▶ _Written problem_
Could you give the data below again, exactly and completely?

Some records

• • •

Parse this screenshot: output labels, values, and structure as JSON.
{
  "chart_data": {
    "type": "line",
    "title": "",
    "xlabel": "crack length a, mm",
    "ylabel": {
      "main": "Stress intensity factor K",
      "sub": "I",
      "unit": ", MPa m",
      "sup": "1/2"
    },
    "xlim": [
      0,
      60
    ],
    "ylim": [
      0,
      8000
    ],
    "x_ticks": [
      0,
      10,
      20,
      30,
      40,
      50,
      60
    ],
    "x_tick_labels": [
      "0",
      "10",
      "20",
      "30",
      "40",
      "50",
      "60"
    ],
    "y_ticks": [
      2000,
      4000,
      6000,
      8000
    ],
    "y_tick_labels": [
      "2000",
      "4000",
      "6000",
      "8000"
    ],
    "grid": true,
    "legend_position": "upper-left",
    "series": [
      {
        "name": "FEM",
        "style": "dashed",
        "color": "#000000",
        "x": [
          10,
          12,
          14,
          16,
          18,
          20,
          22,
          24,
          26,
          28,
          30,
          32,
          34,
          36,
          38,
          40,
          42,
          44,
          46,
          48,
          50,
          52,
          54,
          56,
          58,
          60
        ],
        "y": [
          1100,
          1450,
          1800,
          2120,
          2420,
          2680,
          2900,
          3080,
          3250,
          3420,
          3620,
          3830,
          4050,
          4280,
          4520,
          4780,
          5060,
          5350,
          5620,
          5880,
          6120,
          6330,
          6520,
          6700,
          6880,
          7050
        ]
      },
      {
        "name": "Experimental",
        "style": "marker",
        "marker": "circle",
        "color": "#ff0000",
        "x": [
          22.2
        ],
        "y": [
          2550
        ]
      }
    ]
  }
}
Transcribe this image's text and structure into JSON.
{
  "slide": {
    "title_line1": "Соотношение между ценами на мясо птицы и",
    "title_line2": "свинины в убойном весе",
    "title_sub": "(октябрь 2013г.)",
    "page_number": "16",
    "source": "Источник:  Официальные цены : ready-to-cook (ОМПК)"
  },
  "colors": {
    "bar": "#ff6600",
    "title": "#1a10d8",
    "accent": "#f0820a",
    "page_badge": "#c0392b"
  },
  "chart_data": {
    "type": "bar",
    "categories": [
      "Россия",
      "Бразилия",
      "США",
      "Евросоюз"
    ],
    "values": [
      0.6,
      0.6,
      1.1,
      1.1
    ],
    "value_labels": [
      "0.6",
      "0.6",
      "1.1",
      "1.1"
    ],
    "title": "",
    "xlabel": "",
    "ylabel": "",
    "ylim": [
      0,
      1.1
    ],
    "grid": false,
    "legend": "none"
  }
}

• • •

▶ _Answer below_
Parse this screenshot: output labels, values, and structure as JSON.
{
  "chart_data": {
    "type": "line",
    "title": "",
    "xlabel": "crack length a, mm",
    "ylabel": {
      "main": "Stress intensity factor K",
      "sub": "I",
      "unit": ", MPa m",
      "sup": "1/2"
    },
    "xlim": [
      0,
      60
    ],
    "ylim": [
      0,
      8000
    ],
    "x_ticks": [
      0,
      10,
      20,
      30,
      40,
      50,
      60
    ],
    "x_tick_labels": [
      "0",
      "10",
      "20",
      "30",
      "40",
      "50",
      "60"
    ],
    "y_ticks": [
      2000,
      4000,
      6000,
      8000
    ],
    "y_tick_labels": [
      "2000",
      "4000",
      "6000",
      "8000"
    ],
    "grid": true,
    "legend_position": "upper-left",
    "series": [
      {
        "name": "FEM",
        "style": "dashed",
        "color": "#000000",
        "x": [
          10,
          12,
          14,
          16,
          18,
          20,
          22,
          24,
          26,
          28,
          30,
          32,
          34,
          36,
          38,
          40,
          42,
          44,
          46,
          48,
          50,
          52,
          54,
          56,
          58,
          60
        ],
        "y": [
          1100,
          1450,
          1800,
          2120,
          2420,
          2680,
          2900,
          3080,
          3250,
          3420,
          3620,
          3830,
          4050,
          4280,
          4520,
          4780,
          5060,
          5350,
          5620,
          5880,
          6120,
          6330,
          6520,
          6700,
          6880,
          7050
        ]
      },
      {
        "name": "Experimental",
        "style": "marker",
        "marker": "circle",
        "color": "#ff0000",
        "x": [
          22.2
        ],
        "y": [
          2550
        ]
      }
    ]
  }
}
Transcribe this image's text and structure into JSON.
{
  "slide": {
    "title_line1": "Соотношение между ценами на мясо птицы и",
    "title_line2": "свинины в убойном весе",
    "title_sub": "(октябрь 2013г.)",
    "page_number": "16",
    "source": "Источник:  Официальные цены : ready-to-cook (ОМПК)"
  },
  "colors": {
    "bar": "#ff6600",
    "title": "#1a10d8",
    "accent": "#f0820a",
    "page_badge": "#c0392b"
  },
  "chart_data": {
    "type": "bar",
    "categories": [
      "Россия",
      "Бразилия",
      "США",
      "Евросоюз"
    ],
    "values": [
      0.6,
      0.6,
      1.1,
      1.1
    ],
    "value_labels": [
      "0.6",
      "0.6",
      "1.1",
      "1.1"
    ],
    "title": "",
    "xlabel": "",
    "ylabel": "",
    "ylim": [
      0,
      1.1
    ],
    "grid": false,
    "legend": "none"
  }
}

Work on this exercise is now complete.